======== DATA FOR THE TASK ========
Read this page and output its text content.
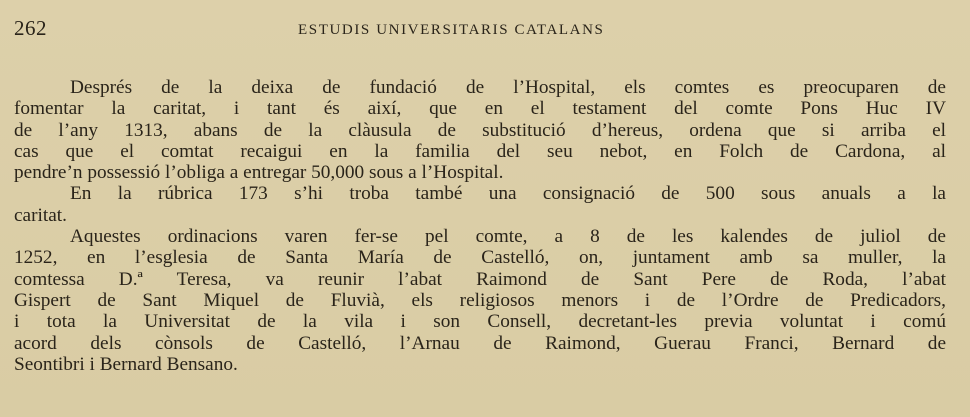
262	ESTUDIS UNIVERSITARIS CATALANS
Després de la deixa de fundació de l’Hospital, els comtes es preocuparen de
fomentar la caritat, i tant és així, que en el testament del comte Pons Huc IV
de l’any 1313, abans de la clàusula de substitució d’hereus, ordena que si arriba el
cas que el comtat recaigui en la familia del seu nebot, en Folch de Cardona, al
pendre’n possessió l’obliga a entregar 50,000 sous a l’Hospital.
En la rúbrica 173 s’hi troba també una consignació de 500 sous anuals a la
caritat.
Aquestes ordinacions varen fer-se pel comte, a 8 de les kalendes de juliol de
1252, en l’esglesia de Santa María de Castelló, on, juntament amb sa muller, la
comtessa D.ª Teresa, va reunir l’abat Raimond de Sant Pere de Roda, l’abat
Gispert de Sant Miquel de Fluvià, els religiosos menors i de l’Ordre de Predicadors,
i tota la Universitat de la vila i son Consell, decretant-les previa voluntat i comú
acord dels cònsols de Castelló, l’Arnau de Raimond, Guerau Franci, Bernard de
Seontibri i Bernard Bensano.
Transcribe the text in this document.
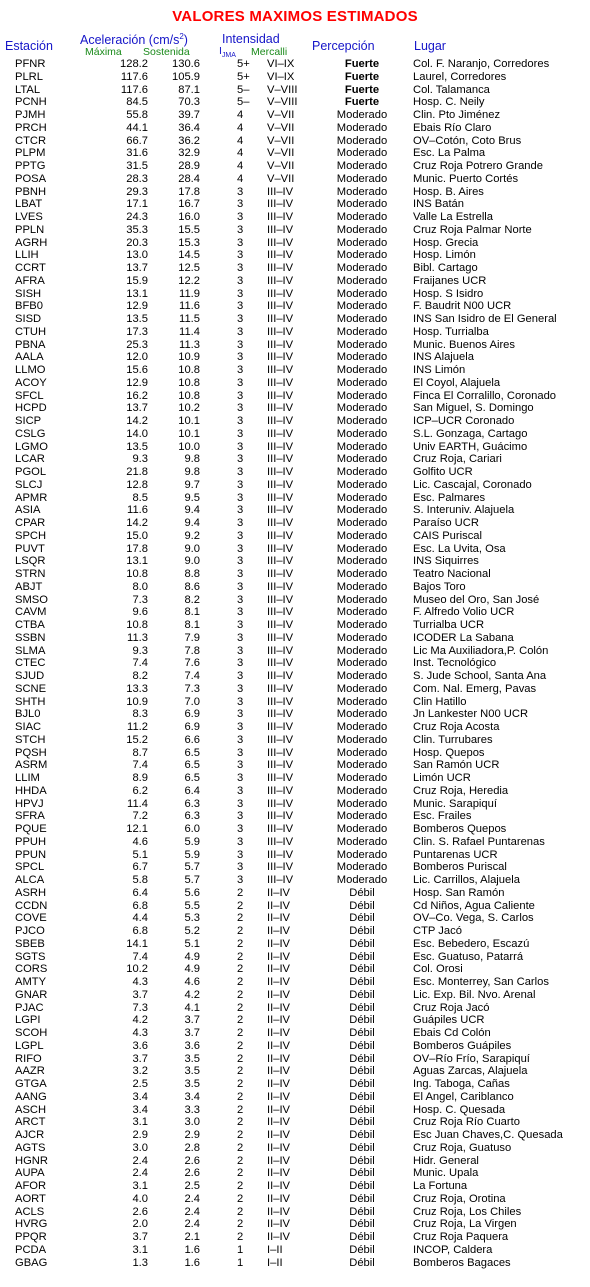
VALORES MAXIMOS ESTIMADOS
Estación Aceleración $(cm/s^2)$
Máxima Sostenida
Intensidad
$I_{JMA}$ Mercalli Percepción	Lugar
PFNR	128.2	130.6	5+	VI–IX	Fuerte	Col. F. Naranjo, Corredores
PLRL	117.6	105.9	5+	VI–IX	Fuerte	Laurel, Corredores
LTAL	117.6	87.1	5–	V–VIII	Fuerte	Col. Talamanca
PCNH	84.5	70.3	5–	V–VIII	Fuerte	Hosp. C. Neily
PJMH	55.8	39.7	4	V–VII	Moderado	Clin. Pto Jiménez
PRCH	44.1	36.4	4	V–VII	Moderado	Ebais Río Claro
CTCR	66.7	36.2	4	V–VII	Moderado	OV–Cotón, Coto Brus
PLPM	31.6	32.9	4	V–VII	Moderado	Esc. La Palma
PPTG	31.5	28.9	4	V–VII	Moderado	Cruz Roja Potrero Grande
POSA	28.3	28.4	4	V–VII	Moderado	Munic. Puerto Cortés
PBNH	29.3	17.8	3	III–IV	Moderado	Hosp. B. Aires
LBAT	17.1	16.7	3	III–IV	Moderado	INS Batán
LVES	24.3	16.0	3	III–IV	Moderado	Valle La Estrella
PPLN	35.3	15.5	3	III–IV	Moderado	Cruz Roja Palmar Norte
AGRH	20.3	15.3	3	III–IV	Moderado	Hosp. Grecia
LLIH	13.0	14.5	3	III–IV	Moderado	Hosp. Limón
CCRT	13.7	12.5	3	III–IV	Moderado	Bibl. Cartago
AFRA	15.9	12.2	3	III–IV	Moderado	Fraijanes UCR
SISH	13.1	11.9	3	III–IV	Moderado	Hosp. S Isidro
BFB0	12.9	11.6	3	III–IV	Moderado	F. Baudrit N00 UCR
SISD	13.5	11.5	3	III–IV	Moderado	INS San Isidro de El General
CTUH	17.3	11.4	3	III–IV	Moderado	Hosp. Turrialba
PBNA	25.3	11.3	3	III–IV	Moderado	Munic. Buenos Aires
AALA	12.0	10.9	3	III–IV	Moderado	INS Alajuela
LLMO	15.6	10.8	3	III–IV	Moderado	INS Limón
ACOY	12.9	10.8	3	III–IV	Moderado	El Coyol, Alajuela
SFCL	16.2	10.8	3	III–IV	Moderado	Finca El Corralillo, Coronado
HCPD	13.7	10.2	3	III–IV	Moderado	San Miguel, S. Domingo
SICP	14.2	10.1	3	III–IV	Moderado	ICP–UCR Coronado
CSLG	14.0	10.1	3	III–IV	Moderado	S.L. Gonzaga, Cartago
LGMO	13.5	10.0	3	III–IV	Moderado	Univ EARTH, Guácimo
LCAR	9.3	9.8	3	III–IV	Moderado	Cruz Roja, Cariari
PGOL	21.8	9.8	3	III–IV	Moderado	Golfito UCR
SLCJ	12.8	9.7	3	III–IV	Moderado	Lic. Cascajal, Coronado
APMR	8.5	9.5	3	III–IV	Moderado	Esc. Palmares
ASIA	11.6	9.4	3	III–IV	Moderado	S. Interuniv. Alajuela
CPAR	14.2	9.4	3	III–IV	Moderado	Paraíso UCR
SPCH	15.0	9.2	3	III–IV	Moderado	CAIS Puriscal
PUVT	17.8	9.0	3	III–IV	Moderado	Esc. La Uvita, Osa
LSQR	13.1	9.0	3	III–IV	Moderado	INS Siquirres
STRN	10.8	8.8	3	III–IV	Moderado	Teatro Nacional
ABJT	8.0	8.6	3	III–IV	Moderado	Bajos Toro
SMSO	7.3	8.2	3	III–IV	Moderado	Museo del Oro, San José
CAVM	9.6	8.1	3	III–IV	Moderado	F. Alfredo Volio UCR
CTBA	10.8	8.1	3	III–IV	Moderado	Turrialba UCR
SSBN	11.3	7.9	3	III–IV	Moderado	ICODER La Sabana
SLMA	9.3	7.8	3	III–IV	Moderado	Lic Ma Auxiliadora,P. Colón
CTEC	7.4	7.6	3	III–IV	Moderado	Inst. Tecnológico
SJUD	8.2	7.4	3	III–IV	Moderado	S. Jude School, Santa Ana
SCNE	13.3	7.3	3	III–IV	Moderado	Com. Nal. Emerg, Pavas
SHTH	10.9	7.0	3	III–IV	Moderado	Clin Hatillo
BJL0	8.3	6.9	3	III–IV	Moderado	Jn Lankester N00 UCR
SIAC	11.2	6.9	3	III–IV	Moderado	Cruz Roja Acosta
STCH	15.2	6.6	3	III–IV	Moderado	Clin. Turrubares
PQSH	8.7	6.5	3	III–IV	Moderado	Hosp. Quepos
ASRM	7.4	6.5	3	III–IV	Moderado	San Ramón UCR
LLIM	8.9	6.5	3	III–IV	Moderado	Limón UCR
HHDA	6.2	6.4	3	III–IV	Moderado	Cruz Roja, Heredia
HPVJ	11.4	6.3	3	III–IV	Moderado	Munic. Sarapiquí
SFRA	7.2	6.3	3	III–IV	Moderado	Esc. Frailes
PQUE	12.1	6.0	3	III–IV	Moderado	Bomberos Quepos
PPUH	4.6	5.9	3	III–IV	Moderado	Clin. S. Rafael Puntarenas
PPUN	5.1	5.9	3	III–IV	Moderado	Puntarenas UCR
SPCL	6.7	5.7	3	III–IV	Moderado	Bomberos Puriscal
ALCA	5.8	5.7	3	III–IV	Moderado	Lic. Carrillos, Alajuela
ASRH	6.4	5.6	2	II–IV	Débil	Hosp. San Ramón
CCDN	6.8	5.5	2	II–IV	Débil	Cd Niños, Agua Caliente
COVE	4.4	5.3	2	II–IV	Débil	OV–Co. Vega, S. Carlos
PJCO	6.8	5.2	2	II–IV	Débil	CTP Jacó
SBEB	14.1	5.1	2	II–IV	Débil	Esc. Bebedero, Escazú
SGTS	7.4	4.9	2	II–IV	Débil	Esc. Guatuso, Patarrá
CORS	10.2	4.9	2	II–IV	Débil	Col. Orosi
AMTY	4.3	4.6	2	II–IV	Débil	Esc. Monterrey, San Carlos
GNAR	3.7	4.2	2	II–IV	Débil	Lic. Exp. Bil. Nvo. Arenal
PJAC	7.3	4.1	2	II–IV	Débil	Cruz Roja Jacó
LGPI	4.2	3.7	2	II–IV	Débil	Guápiles UCR
SCOH	4.3	3.7	2	II–IV	Débil	Ebais Cd Colón
LGPL	3.6	3.6	2	II–IV	Débil	Bomberos Guápiles
RIFO	3.7	3.5	2	II–IV	Débil	OV–Río Frío, Sarapiquí
AAZR	3.2	3.5	2	II–IV	Débil	Aguas Zarcas, Alajuela
GTGA	2.5	3.5	2	II–IV	Débil	Ing. Taboga, Cañas
AANG	3.4	3.4	2	II–IV	Débil	El Angel, Cariblanco
ASCH	3.4	3.3	2	II–IV	Débil	Hosp. C. Quesada
ARCT	3.1	3.0	2	II–IV	Débil	Cruz Roja Río Cuarto
AJCR	2.9	2.9	2	II–IV	Débil	Esc Juan Chaves,C. Quesada
AGTS	3.0	2.8	2	II–IV	Débil	Cruz Roja, Guatuso
HGNR	2.4	2.6	2	II–IV	Débil	Hidr. General
AUPA	2.4	2.6	2	II–IV	Débil	Munic. Upala
AFOR	3.1	2.5	2	II–IV	Débil	La Fortuna
AORT	4.0	2.4	2	II–IV	Débil	Cruz Roja, Orotina
ACLS	2.6	2.4	2	II–IV	Débil	Cruz Roja, Los Chiles
HVRG	2.0	2.4	2	II–IV	Débil	Cruz Roja, La Virgen
PPQR	3.7	2.1	2	II–IV	Débil	Cruz Roja Paquera
PCDA	3.1	1.6	1	I–II	Débil	INCOP, Caldera
GBAG	1.3	1.6	1	I–II	Débil	Bomberos Bagaces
========
From the records above, pull out every line containing the word "Turrialba".

CTUH	17.3	11.4	3	III–IV	Moderado	Hosp. Turrialba
CTBA	10.8	8.1	3	III–IV	Moderado	Turrialba UCR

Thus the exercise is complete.